PROVIDED PASSAGE:
The @repo/client-side-do client gives you two layers:

  • createDOClient owns the WebSocket connection, queueing, retries, and event fan-out.
  • createSubscriptionClient is a thin wrapper that instantiates the client and registers per-method handlers.

Think of the client as a reliable WebSocket RPC pipe with an opt-in event stream.

createDOClient maintains a single socket per Durable Object URL and handles three state buckets:

  • Pending requests: calls are stored in pending with a resolve/reject pair.
  • Queued payloads: if the socket is not open, requests (including subscribe/unsubscribe) go into queue up to maxQueueSize.
  • Subscriptions: a subscribers map of method name -> handlers, used to fan out events.

On reconnect, the client:

  • Re-sends pending payloads that were already sent before the disconnect.
  • Re-subscribes to all methods in subscribers.
  • Fires onReconnect handlers so you can re-bootstrap UI if needed.

This gives you a stable mental model: call RPC methods freely, and the client will deliver them once the socket is ready.

Each handler you register through subscribe is wired to a specific RPC method name. Event flow looks like this:

  1. subscribe(method, handler) sends a { type: 'subscribe', method } payload.
  2. The server stores the subscription on the socket attachment (see server doc).
  3. When a server emits an event, the client dispatches it to all handlers for that method.

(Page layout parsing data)

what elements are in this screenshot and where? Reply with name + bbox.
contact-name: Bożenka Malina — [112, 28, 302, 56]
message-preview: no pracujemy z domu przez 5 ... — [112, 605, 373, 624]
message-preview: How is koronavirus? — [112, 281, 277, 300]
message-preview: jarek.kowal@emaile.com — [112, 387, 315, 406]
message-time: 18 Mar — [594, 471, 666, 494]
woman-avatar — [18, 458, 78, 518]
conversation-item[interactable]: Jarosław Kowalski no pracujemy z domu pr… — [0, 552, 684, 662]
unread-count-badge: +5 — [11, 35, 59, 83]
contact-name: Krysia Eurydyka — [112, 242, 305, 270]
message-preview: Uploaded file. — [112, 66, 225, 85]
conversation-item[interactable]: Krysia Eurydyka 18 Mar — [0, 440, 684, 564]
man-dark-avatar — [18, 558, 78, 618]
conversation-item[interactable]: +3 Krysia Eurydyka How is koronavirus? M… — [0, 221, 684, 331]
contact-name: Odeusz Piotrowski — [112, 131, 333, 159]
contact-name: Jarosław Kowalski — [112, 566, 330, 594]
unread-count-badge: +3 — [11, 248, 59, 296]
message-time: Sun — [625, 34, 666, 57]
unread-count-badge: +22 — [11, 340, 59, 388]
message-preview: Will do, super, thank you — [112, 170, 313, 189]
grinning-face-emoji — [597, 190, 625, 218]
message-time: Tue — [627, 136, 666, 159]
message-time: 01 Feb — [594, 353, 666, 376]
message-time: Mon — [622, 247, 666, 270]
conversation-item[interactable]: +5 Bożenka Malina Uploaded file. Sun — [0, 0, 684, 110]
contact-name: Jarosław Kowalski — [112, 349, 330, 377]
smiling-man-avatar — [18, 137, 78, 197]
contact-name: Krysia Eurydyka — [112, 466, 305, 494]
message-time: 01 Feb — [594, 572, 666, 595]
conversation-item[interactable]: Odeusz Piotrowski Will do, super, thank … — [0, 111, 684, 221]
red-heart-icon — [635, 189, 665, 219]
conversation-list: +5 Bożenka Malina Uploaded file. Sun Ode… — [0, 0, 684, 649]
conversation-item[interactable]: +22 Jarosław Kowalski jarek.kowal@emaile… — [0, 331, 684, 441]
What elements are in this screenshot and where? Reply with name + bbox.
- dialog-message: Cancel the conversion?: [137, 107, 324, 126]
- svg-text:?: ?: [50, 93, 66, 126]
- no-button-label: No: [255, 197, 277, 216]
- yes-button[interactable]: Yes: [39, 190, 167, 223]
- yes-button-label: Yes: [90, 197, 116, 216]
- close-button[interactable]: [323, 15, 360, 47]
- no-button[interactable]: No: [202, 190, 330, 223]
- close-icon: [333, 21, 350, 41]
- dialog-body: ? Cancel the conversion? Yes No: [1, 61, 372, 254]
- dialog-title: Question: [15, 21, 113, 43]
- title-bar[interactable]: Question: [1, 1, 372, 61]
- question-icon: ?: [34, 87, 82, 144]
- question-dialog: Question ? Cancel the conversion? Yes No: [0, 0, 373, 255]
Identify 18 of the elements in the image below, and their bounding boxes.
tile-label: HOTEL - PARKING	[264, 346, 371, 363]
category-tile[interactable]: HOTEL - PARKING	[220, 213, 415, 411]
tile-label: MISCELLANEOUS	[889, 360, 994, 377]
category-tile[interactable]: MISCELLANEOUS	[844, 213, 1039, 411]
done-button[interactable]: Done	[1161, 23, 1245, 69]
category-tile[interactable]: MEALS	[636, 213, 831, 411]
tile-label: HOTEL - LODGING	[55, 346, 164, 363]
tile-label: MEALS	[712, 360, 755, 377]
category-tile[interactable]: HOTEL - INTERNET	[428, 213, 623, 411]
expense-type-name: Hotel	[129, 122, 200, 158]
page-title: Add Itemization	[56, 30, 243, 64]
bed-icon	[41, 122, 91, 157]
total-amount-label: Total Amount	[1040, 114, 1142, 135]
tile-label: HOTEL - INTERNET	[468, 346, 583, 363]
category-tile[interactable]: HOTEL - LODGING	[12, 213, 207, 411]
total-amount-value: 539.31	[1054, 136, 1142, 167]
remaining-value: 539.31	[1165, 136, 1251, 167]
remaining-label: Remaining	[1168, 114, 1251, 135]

REQUIREMENT 1:
In the WebSocket client documentation, what happens to requests made while the socket is not open?
REQUIREMENT 2:
Please proceed with the WebSocket client documentation, picking up after its last sentence.

EXERCISE RESULT 1:
They go into a queue, up to maxQueueSize.

EXERCISE RESULT 2:
  4. When the last handler is removed, unsubscribe is sent to the server.

The same approach works for subscribeAll, which uses method '*' to receive all events.

createSubscriptionClient returns a helper that builds the DO client and subscribes your handlers in one place:

const buildSubscriptionClient = createSubscriptionClient<InventoryRpc>({
baseUrl: buildInventoryWsUrl(inventoryId),
});
const doClient = buildSubscriptionClient(inventoryId, {
updateEntry: ({ result }) => {
// update local collection
},
});

You also get:

  • unsubscribe() to clean up handlers.
  • onStatusChange, onRetry, onReconnect for UI status or diagnostics.

You can define RPC result transforms once and pass the same transform profile to both createDOClient and createRpcServer. This is useful when you need custom serialization for response/event results (for example, better-result values).

const rpcTransforms = createRpcTransforms<InventoryRpc>()
.global({
name: 'better-result',
serialize: serializeBetterResult,
deserialize: deserializeBetterResult,
})
.done();
const buildClient = createDOClient<InventoryRpc>({
baseUrl: buildInventoryWsUrl(inventoryId),
resultTransforms: rpcTransforms,
});

In the inventory collection setup, the client wiring typically looks like this:

  • buildSubscriptionClient builds a createSubscriptionClient instance with a WebSocket URL per inventory.
  • A clientsById map keeps one client per inventory DO.
  • The collection uses createSubscriptionHandlers to transform incoming events into local collection changes.

The result: local state stays in sync with DO updates, with the client handling connection recovery under the hood.